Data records
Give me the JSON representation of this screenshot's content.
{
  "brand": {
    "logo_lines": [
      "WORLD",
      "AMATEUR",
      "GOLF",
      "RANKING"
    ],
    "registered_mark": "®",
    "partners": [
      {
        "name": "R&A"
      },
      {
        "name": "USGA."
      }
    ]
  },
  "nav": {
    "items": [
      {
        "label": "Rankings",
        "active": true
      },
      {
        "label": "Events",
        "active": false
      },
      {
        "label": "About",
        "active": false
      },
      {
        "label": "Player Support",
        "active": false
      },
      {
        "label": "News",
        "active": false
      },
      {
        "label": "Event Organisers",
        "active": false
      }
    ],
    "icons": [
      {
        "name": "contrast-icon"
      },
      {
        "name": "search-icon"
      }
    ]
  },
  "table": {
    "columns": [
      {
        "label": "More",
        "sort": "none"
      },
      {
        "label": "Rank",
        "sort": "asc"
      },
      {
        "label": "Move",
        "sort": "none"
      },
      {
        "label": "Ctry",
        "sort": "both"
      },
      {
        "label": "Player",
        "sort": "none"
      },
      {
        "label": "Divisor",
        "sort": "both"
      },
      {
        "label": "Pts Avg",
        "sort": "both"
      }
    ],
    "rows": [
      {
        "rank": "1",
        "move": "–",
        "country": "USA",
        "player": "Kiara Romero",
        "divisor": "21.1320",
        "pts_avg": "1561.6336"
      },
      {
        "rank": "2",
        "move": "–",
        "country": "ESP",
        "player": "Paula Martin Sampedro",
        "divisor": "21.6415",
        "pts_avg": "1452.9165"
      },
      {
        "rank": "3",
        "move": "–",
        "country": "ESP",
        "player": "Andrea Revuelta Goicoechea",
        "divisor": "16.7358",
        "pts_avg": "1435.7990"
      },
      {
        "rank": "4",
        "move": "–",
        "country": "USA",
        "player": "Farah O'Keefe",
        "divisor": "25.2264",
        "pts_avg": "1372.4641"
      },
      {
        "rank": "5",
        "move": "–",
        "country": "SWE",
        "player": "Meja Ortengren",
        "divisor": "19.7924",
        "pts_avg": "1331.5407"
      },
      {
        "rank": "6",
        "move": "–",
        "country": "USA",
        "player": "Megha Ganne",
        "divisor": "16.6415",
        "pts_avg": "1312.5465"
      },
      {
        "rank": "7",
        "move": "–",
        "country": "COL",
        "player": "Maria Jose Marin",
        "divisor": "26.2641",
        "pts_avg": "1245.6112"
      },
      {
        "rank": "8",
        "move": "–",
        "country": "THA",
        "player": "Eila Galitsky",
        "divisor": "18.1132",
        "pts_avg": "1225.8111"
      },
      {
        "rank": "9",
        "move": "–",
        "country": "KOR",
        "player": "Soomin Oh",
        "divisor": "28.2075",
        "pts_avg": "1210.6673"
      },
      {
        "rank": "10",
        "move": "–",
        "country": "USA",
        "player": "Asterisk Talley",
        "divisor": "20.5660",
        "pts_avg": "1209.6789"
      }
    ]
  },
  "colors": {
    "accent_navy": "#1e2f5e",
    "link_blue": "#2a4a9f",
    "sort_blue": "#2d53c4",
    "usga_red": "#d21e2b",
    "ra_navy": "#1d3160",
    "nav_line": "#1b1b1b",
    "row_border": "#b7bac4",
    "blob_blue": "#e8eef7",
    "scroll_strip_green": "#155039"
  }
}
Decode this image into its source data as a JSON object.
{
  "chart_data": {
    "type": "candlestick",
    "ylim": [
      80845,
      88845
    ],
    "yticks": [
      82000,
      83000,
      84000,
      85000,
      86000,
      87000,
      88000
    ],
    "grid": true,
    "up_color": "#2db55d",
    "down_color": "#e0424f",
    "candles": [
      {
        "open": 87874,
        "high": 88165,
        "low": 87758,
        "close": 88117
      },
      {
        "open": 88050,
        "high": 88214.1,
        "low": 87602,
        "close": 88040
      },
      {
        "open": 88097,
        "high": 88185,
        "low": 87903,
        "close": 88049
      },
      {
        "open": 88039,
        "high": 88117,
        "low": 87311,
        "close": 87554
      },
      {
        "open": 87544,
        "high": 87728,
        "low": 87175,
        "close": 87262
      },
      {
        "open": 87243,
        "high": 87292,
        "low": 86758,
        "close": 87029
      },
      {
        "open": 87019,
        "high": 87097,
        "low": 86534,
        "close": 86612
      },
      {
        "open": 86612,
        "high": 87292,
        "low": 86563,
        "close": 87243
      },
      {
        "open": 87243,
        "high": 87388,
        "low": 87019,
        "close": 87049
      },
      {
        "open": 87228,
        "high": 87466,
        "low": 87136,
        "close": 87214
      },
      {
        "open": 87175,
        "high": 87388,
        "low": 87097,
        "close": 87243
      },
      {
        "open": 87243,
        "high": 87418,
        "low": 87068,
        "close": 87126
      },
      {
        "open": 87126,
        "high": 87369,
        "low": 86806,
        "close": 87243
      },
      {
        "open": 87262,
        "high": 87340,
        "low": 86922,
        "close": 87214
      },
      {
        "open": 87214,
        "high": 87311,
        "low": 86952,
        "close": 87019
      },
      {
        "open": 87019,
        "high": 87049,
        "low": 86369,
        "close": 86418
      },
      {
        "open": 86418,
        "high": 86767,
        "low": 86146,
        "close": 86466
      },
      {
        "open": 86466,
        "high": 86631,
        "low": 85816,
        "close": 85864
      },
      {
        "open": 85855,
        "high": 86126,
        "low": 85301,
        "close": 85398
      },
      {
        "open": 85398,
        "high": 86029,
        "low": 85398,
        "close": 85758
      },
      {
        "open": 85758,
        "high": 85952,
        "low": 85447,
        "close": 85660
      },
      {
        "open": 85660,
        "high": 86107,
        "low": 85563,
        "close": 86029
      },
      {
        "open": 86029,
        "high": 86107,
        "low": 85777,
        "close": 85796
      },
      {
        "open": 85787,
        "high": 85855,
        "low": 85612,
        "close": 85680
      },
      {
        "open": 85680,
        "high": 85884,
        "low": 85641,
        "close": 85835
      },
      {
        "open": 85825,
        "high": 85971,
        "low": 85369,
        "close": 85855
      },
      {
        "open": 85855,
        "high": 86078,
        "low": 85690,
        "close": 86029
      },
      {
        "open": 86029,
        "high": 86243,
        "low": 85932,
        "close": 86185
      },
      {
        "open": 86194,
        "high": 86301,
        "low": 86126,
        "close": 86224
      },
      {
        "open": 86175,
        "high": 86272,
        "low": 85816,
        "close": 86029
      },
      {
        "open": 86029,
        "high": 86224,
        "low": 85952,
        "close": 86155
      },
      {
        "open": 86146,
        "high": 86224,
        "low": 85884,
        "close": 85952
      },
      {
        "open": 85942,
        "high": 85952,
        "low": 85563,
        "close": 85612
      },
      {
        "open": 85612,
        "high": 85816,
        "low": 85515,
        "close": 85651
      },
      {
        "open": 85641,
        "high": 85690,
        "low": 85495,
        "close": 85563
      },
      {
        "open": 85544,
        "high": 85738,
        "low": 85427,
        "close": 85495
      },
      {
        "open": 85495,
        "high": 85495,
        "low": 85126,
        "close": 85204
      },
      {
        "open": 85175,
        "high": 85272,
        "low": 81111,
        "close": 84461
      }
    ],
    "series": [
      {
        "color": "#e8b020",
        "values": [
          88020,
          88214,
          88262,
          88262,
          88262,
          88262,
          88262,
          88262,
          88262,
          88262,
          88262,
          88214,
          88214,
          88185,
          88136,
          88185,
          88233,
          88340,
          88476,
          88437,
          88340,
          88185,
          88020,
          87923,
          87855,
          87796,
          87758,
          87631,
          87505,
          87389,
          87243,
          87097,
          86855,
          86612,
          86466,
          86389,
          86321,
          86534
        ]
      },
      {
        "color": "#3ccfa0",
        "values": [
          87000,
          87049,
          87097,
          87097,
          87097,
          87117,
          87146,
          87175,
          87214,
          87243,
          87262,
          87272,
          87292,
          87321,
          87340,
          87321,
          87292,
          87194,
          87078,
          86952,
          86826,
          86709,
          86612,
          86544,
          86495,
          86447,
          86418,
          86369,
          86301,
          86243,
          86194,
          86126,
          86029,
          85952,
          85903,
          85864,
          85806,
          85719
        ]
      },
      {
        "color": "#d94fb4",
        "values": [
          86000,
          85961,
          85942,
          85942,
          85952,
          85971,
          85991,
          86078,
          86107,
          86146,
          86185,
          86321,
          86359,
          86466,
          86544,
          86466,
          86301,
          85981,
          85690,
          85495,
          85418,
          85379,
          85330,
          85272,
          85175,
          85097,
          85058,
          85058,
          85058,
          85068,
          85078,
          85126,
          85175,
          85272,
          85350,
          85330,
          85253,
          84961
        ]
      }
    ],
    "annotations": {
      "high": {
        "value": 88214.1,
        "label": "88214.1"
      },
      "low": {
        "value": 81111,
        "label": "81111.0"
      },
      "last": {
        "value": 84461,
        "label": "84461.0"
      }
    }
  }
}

Task prompt: Filter the entries above down to the lines containing the word "JSON".

Solved problem:
Give me the JSON representation of this screenshot's content.
Decode this image into its source data as a JSON object.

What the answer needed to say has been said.